# STORED RECORDS start

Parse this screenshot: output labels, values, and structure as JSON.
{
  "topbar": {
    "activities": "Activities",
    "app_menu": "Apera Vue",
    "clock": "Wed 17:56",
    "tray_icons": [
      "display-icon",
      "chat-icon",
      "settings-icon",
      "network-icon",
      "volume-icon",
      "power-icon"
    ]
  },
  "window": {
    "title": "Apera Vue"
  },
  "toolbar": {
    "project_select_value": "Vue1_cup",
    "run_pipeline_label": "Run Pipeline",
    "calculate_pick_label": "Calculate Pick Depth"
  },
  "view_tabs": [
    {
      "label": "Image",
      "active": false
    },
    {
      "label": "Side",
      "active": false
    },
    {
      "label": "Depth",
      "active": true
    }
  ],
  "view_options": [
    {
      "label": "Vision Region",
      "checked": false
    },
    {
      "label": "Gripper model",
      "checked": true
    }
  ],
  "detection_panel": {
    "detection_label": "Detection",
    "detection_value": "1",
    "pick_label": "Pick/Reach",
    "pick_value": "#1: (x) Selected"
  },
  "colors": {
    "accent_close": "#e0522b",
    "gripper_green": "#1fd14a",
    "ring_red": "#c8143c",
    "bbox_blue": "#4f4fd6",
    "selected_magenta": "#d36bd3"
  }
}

# STORED RECORDS end

* _WORK REQUIRED_: All of the entries above must be quoted exactly.

* _EXERCISE RESPONSE_:
Parse this screenshot: output labels, values, and structure as JSON.
{
  "topbar": {
    "activities": "Activities",
    "app_menu": "Apera Vue",
    "clock": "Wed 17:56",
    "tray_icons": [
      "display-icon",
      "chat-icon",
      "settings-icon",
      "network-icon",
      "volume-icon",
      "power-icon"
    ]
  },
  "window": {
    "title": "Apera Vue"
  },
  "toolbar": {
    "project_select_value": "Vue1_cup",
    "run_pipeline_label": "Run Pipeline",
    "calculate_pick_label": "Calculate Pick Depth"
  },
  "view_tabs": [
    {
      "label": "Image",
      "active": false
    },
    {
      "label": "Side",
      "active": false
    },
    {
      "label": "Depth",
      "active": true
    }
  ],
  "view_options": [
    {
      "label": "Vision Region",
      "checked": false
    },
    {
      "label": "Gripper model",
      "checked": true
    }
  ],
  "detection_panel": {
    "detection_label": "Detection",
    "detection_value": "1",
    "pick_label": "Pick/Reach",
    "pick_value": "#1: (x) Selected"
  },
  "colors": {
    "accent_close": "#e0522b",
    "gripper_green": "#1fd14a",
    "ring_red": "#c8143c",
    "bbox_blue": "#4f4fd6",
    "selected_magenta": "#d36bd3"
  }
}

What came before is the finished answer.